Which lines in the material below contain the word "mean"? Copy each of them.
INPUT MATERIAL start
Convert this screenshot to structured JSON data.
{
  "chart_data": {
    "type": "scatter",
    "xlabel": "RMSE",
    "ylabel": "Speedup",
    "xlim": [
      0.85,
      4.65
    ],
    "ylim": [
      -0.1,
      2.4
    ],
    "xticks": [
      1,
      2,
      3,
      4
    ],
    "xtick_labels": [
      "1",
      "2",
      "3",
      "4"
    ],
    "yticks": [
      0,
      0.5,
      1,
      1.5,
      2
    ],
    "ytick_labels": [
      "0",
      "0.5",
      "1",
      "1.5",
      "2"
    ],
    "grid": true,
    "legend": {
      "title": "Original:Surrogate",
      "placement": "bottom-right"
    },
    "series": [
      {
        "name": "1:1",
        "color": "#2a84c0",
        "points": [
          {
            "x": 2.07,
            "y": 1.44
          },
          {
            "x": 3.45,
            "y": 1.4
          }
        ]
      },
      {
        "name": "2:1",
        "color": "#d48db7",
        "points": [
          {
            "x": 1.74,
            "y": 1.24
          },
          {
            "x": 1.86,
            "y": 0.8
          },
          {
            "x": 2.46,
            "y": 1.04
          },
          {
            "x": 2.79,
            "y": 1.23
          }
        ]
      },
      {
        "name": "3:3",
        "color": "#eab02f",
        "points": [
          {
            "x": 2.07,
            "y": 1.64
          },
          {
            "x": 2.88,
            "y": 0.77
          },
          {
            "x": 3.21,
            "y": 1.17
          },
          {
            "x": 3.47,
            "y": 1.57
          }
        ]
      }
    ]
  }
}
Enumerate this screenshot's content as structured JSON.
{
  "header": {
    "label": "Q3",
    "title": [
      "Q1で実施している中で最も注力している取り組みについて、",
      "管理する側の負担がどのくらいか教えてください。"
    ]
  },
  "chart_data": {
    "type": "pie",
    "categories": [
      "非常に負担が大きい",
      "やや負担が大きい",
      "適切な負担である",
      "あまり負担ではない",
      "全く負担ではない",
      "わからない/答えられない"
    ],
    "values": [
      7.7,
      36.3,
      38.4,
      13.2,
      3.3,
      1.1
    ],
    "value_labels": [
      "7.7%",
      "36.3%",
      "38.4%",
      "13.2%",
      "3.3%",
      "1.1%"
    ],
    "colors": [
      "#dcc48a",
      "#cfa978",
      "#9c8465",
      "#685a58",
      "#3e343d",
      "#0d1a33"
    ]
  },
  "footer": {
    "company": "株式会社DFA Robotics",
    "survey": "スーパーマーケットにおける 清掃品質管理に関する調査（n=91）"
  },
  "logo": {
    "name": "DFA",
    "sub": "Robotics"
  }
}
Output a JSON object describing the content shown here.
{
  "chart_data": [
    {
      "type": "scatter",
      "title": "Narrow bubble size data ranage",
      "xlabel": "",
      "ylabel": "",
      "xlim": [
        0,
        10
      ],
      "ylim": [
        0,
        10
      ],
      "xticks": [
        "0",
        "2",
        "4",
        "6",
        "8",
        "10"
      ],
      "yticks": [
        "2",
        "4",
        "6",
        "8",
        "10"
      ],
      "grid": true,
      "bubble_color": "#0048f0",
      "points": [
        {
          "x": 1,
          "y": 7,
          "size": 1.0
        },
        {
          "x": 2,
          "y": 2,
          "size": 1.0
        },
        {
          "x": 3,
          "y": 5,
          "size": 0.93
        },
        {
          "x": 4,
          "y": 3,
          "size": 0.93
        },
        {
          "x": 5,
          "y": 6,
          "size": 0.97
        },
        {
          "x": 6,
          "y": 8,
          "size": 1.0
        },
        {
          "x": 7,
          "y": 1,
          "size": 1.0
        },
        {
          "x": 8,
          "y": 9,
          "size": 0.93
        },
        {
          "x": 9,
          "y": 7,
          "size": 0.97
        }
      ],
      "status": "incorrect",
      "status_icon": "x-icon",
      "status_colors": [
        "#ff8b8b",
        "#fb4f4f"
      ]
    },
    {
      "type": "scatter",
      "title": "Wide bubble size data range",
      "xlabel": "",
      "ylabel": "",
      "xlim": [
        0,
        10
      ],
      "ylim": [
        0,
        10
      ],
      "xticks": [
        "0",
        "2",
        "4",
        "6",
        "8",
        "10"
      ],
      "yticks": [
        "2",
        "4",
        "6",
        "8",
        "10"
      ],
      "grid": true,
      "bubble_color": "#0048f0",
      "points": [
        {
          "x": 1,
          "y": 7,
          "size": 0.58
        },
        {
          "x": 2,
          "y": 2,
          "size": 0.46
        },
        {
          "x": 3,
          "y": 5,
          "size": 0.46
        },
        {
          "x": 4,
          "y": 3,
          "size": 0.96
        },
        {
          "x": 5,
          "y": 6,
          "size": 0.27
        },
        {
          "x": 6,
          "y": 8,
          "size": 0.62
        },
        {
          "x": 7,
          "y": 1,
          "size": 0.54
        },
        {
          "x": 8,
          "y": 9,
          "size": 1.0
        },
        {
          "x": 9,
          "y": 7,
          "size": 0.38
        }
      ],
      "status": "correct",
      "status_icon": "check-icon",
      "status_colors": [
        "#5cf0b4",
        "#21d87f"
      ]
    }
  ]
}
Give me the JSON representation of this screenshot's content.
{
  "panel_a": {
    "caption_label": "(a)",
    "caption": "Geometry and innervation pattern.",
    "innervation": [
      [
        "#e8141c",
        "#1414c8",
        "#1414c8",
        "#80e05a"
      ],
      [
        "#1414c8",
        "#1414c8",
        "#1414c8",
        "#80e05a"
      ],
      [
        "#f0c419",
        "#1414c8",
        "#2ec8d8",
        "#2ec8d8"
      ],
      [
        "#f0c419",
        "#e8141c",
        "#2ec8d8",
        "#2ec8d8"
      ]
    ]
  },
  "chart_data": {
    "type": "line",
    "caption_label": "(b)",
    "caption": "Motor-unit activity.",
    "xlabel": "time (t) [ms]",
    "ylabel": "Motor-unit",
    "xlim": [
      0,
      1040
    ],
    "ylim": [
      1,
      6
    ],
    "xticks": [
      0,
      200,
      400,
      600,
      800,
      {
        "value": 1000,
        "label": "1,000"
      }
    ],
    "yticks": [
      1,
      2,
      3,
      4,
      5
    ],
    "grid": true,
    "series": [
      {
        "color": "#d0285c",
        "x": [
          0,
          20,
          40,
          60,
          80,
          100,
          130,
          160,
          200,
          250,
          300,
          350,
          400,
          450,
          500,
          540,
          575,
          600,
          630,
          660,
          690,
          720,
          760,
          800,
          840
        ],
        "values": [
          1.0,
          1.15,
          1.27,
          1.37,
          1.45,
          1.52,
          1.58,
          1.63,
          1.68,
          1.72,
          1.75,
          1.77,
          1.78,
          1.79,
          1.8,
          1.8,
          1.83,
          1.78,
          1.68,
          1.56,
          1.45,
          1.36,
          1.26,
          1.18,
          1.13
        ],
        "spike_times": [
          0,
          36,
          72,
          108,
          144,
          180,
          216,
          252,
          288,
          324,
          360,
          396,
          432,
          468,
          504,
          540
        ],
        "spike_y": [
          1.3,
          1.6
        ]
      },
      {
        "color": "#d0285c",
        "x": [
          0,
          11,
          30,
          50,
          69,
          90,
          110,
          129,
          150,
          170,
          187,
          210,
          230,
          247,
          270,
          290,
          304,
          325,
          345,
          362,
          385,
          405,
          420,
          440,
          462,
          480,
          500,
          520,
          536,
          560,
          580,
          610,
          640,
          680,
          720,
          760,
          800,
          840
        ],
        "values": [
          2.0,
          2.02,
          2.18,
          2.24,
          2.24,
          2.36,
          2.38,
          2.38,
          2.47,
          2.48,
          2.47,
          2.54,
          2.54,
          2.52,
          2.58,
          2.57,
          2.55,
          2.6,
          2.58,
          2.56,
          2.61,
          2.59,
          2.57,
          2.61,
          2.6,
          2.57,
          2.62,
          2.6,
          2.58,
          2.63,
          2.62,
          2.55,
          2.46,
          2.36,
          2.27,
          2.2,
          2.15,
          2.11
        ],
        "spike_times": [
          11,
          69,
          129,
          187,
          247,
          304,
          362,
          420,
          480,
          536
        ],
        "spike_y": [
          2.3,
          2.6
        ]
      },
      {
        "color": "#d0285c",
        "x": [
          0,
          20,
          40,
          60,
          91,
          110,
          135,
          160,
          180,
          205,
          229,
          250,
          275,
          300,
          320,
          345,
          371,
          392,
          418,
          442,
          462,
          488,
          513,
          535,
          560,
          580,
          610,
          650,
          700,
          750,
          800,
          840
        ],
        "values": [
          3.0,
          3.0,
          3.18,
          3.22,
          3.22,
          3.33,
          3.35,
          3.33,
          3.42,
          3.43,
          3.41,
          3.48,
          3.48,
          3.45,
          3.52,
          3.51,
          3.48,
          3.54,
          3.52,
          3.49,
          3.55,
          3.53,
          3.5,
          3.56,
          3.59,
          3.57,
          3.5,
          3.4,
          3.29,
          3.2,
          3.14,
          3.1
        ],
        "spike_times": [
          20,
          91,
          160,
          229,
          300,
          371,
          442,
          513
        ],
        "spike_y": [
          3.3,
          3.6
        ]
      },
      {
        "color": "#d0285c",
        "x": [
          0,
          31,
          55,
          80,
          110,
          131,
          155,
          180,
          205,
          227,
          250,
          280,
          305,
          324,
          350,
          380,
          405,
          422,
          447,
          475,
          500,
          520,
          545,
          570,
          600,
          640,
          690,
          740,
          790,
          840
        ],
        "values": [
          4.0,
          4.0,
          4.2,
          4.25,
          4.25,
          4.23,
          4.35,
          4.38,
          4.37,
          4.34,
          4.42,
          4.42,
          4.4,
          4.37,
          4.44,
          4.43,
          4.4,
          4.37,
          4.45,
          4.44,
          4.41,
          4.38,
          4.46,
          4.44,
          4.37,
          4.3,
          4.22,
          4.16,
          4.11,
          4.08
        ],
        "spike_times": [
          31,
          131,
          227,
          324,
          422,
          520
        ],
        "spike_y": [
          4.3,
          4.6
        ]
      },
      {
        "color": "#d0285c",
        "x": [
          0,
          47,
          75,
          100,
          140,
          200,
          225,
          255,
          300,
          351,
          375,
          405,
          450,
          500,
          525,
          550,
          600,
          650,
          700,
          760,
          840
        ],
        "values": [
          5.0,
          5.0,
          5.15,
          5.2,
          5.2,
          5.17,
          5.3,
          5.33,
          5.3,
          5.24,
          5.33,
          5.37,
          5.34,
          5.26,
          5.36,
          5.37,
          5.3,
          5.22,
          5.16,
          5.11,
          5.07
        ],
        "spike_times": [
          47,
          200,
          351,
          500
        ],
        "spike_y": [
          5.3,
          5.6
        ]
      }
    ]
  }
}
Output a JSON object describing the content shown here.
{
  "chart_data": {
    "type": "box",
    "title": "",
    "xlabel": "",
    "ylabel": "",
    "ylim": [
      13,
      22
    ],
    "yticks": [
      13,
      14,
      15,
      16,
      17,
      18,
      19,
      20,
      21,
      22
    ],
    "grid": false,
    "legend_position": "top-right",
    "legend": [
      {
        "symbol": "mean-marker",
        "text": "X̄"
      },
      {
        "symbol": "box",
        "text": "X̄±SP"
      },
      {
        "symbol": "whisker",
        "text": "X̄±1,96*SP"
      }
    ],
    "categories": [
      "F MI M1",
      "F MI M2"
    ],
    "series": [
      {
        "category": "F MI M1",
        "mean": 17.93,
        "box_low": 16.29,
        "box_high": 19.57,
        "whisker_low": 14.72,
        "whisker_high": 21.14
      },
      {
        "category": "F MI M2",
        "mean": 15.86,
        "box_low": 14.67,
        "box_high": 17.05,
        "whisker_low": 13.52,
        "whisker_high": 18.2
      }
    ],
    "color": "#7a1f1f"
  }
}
INPUT MATERIAL end
> _RESULT OF THE EXERCISE_
        "symbol": "mean-marker",
        "mean": 17.93,
        "mean": 15.86,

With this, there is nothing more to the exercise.